Direction:
Copy out, unchanged, the lines beginning with the one that contains "expand-icon[interactable] [94, 400, 99, 406]" and running through the one that contains "Give me the", including both of those lines.

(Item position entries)

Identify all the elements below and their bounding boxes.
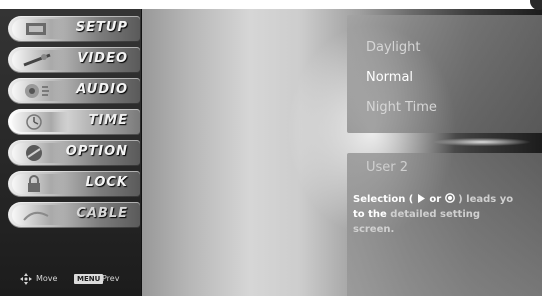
lock-icon <box>12 174 68 194</box>
menu-label-audio: AUDIO <box>76 82 128 97</box>
audio-icon <box>12 81 68 101</box>
menu-item-lock[interactable]: LOCK <box>8 171 140 197</box>
menu-label-cable: CABLE <box>76 206 128 221</box>
help-line2-end: detailed setting <box>390 209 481 220</box>
options-list: Daylight Normal Night Time <box>347 15 542 133</box>
help-line3: screen. <box>353 224 395 235</box>
menu-label-time: TIME <box>88 113 128 128</box>
time-settings-panel: Daylight Normal Night Time User 2 Select… <box>347 15 542 296</box>
highlight-divider <box>402 135 542 149</box>
main-menu-sidebar: SETUP VIDEO AUDIO TIME OPTION LOCK CABLE… <box>0 9 142 296</box>
tv-osd-screen: SETUP VIDEO AUDIO TIME OPTION LOCK CABLE… <box>0 0 542 296</box>
help-line1-or: or <box>425 194 445 205</box>
option-normal[interactable]: Normal <box>366 70 413 85</box>
setup-icon <box>12 19 68 39</box>
menu-label-setup: SETUP <box>75 20 128 35</box>
menu-label-option: OPTION <box>65 144 128 159</box>
top-border <box>0 0 542 9</box>
menu-item-option[interactable]: OPTION <box>8 140 140 166</box>
video-icon <box>12 50 68 70</box>
option-daylight[interactable]: Daylight <box>366 40 420 55</box>
menu-item-video[interactable]: VIDEO <box>8 47 140 73</box>
menu-item-time[interactable]: TIME <box>8 109 140 135</box>
menu-item-cable[interactable]: CABLE <box>8 202 140 228</box>
help-line2-start: to the <box>353 209 391 220</box>
option-icon <box>12 143 68 163</box>
menu-label-video: VIDEO <box>77 51 128 66</box>
cable-icon <box>12 205 68 225</box>
ok-button-icon <box>444 193 455 203</box>
navigation-hint-bar: Move MENU Prev <box>6 272 136 286</box>
prev-hint-label: Prev <box>102 274 120 283</box>
help-text: Selection ( or ) leads yo to the detaile… <box>353 192 542 237</box>
menu-key-badge: MENU <box>74 274 104 284</box>
clock-icon <box>12 112 68 132</box>
option-night-time[interactable]: Night Time <box>366 100 437 115</box>
menu-item-setup[interactable]: SETUP <box>8 16 140 42</box>
help-line1-start: Selection ( <box>353 194 414 205</box>
right-arrow-icon <box>417 194 425 203</box>
move-hint-label: Move <box>36 274 58 283</box>
help-line1-end: ) leads yo <box>458 194 514 205</box>
user-title[interactable]: User 2 <box>366 160 408 175</box>
menu-item-audio[interactable]: AUDIO <box>8 78 140 104</box>
move-arrows-icon <box>20 273 32 285</box>
menu-label-lock: LOCK <box>85 175 128 190</box>
user-section: User 2 Selection ( or ) leads yo to the … <box>347 153 542 296</box>
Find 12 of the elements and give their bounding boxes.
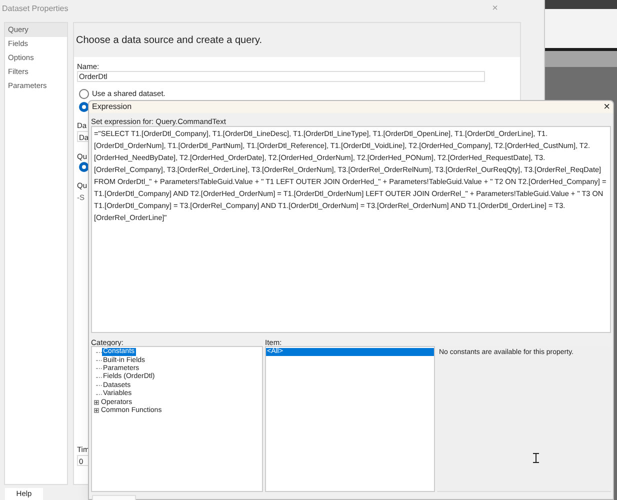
expand-icon[interactable] [94, 400, 99, 406]
page-heading: Choose a data source and create a query. [76, 34, 262, 48]
text-cursor-icon [533, 452, 539, 462]
expand-icon[interactable] [94, 408, 99, 414]
window-title: Dataset Properties [2, 2, 68, 14]
dialog-title: Expression [92, 101, 132, 113]
radio-button[interactable] [79, 162, 89, 172]
background-strip [545, 51, 617, 67]
background-bar [545, 0, 617, 9]
close-button[interactable]: × [604, 102, 610, 112]
radio-button[interactable] [79, 102, 89, 112]
radio-button[interactable] [79, 88, 89, 99]
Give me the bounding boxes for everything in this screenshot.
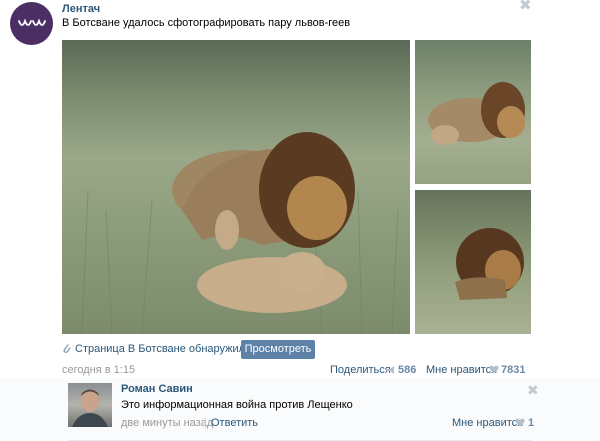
like-count[interactable]: 7831 (501, 364, 525, 376)
comment-text: Это информационная война против Лещенко (121, 399, 353, 411)
lions-photo-illustration (428, 82, 525, 145)
lions-photo-illustration (81, 132, 399, 334)
megaphone-icon[interactable] (385, 365, 396, 375)
share-button[interactable]: Поделиться (330, 364, 391, 376)
heart-icon[interactable] (489, 365, 499, 374)
heart-icon[interactable] (515, 418, 525, 427)
photo-lion-bottom-right[interactable] (415, 190, 531, 334)
attached-page-link[interactable]: Страница В Ботсване обнаружили.. (75, 343, 257, 355)
commenter-avatar[interactable] (68, 383, 112, 427)
person-avatar-illustration (72, 389, 108, 427)
comment-like-count[interactable]: 1 (528, 417, 534, 429)
lion-photo-illustration (455, 228, 524, 300)
comment-item: Роман Савин ✖ Это информационная война п… (0, 378, 600, 441)
photo-lions-main[interactable] (62, 40, 410, 334)
lentach-logo-icon (17, 17, 46, 26)
comment-timestamp[interactable]: две минуты назад (121, 417, 213, 429)
post-timestamp[interactable]: сегодня в 1:15 (62, 364, 135, 376)
reply-link[interactable]: Ответить (211, 417, 258, 429)
group-name-link[interactable]: Лентач (62, 3, 100, 15)
paperclip-icon (63, 344, 71, 354)
group-avatar[interactable] (10, 2, 53, 45)
share-count[interactable]: 586 (398, 364, 416, 376)
news-feed-post: Лентач ✖ В Ботсване удалось сфотографиро… (0, 0, 600, 441)
close-icon[interactable]: ✖ (527, 382, 539, 399)
comment-like-button[interactable]: Мне нравится (452, 417, 523, 429)
close-icon[interactable]: ✖ (519, 0, 532, 14)
like-button[interactable]: Мне нравится (426, 364, 497, 376)
post-text: В Ботсване удалось сфотографировать пару… (62, 17, 351, 29)
view-button[interactable]: Просмотреть (241, 340, 315, 359)
comment-author-link[interactable]: Роман Савин (121, 383, 193, 395)
comment-separator: | (204, 417, 207, 429)
photo-lions-top-right[interactable] (415, 40, 531, 184)
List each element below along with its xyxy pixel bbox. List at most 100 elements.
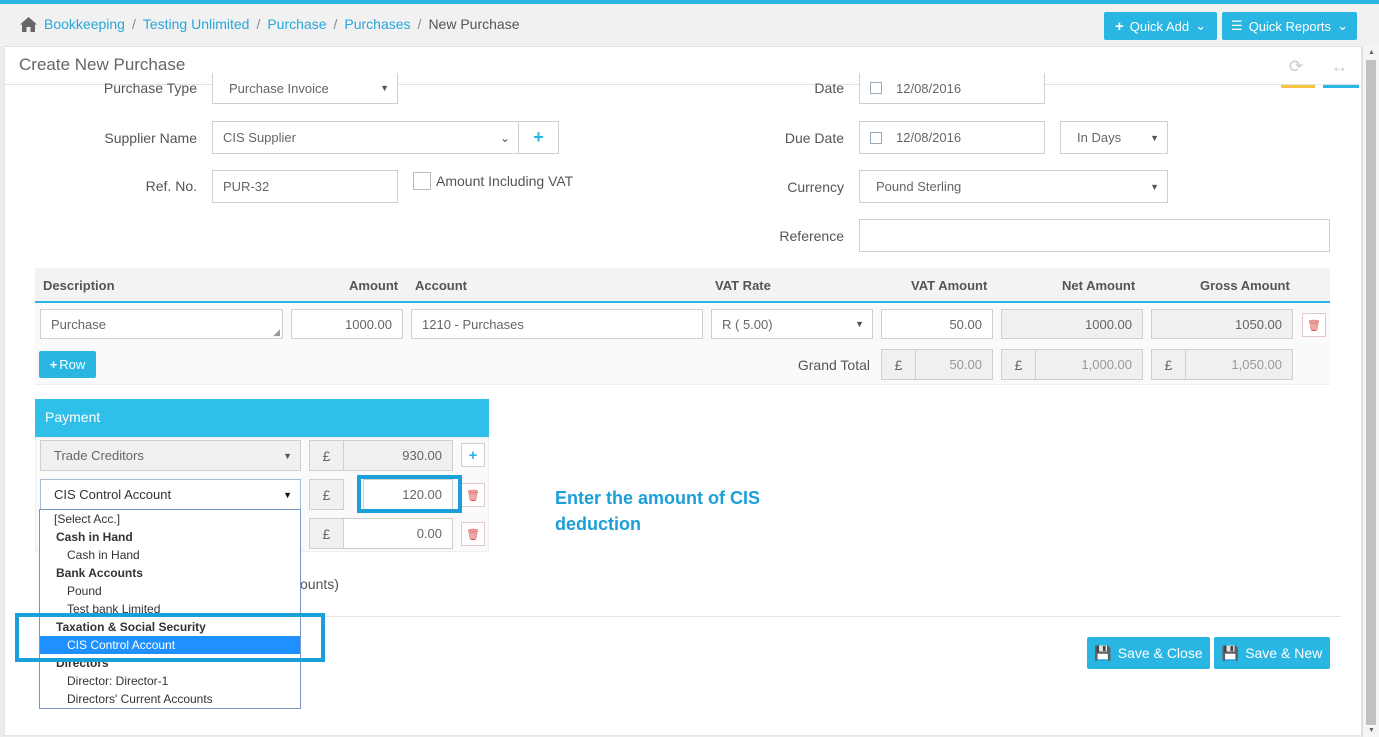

Result of this task:
expand-icon[interactable] [94, 400, 99, 406]
page-heading: Choose a data source and create a query. [76, 34, 262, 48]
text-cursor-icon [533, 452, 539, 462]
expand-icon[interactable] [94, 408, 99, 414]
window-title: Dataset Properties [2, 2, 68, 14]
dialog-title: Expression [92, 101, 132, 113]
radio-button[interactable] [79, 162, 89, 172]
background-strip [545, 51, 617, 67]
background-bar [545, 0, 617, 9]
close-button[interactable]: × [604, 102, 610, 112]
radio-button[interactable] [79, 102, 89, 112]
radio-button[interactable] [79, 88, 89, 99]
Give me the bounding boxes for everything in this screenshot.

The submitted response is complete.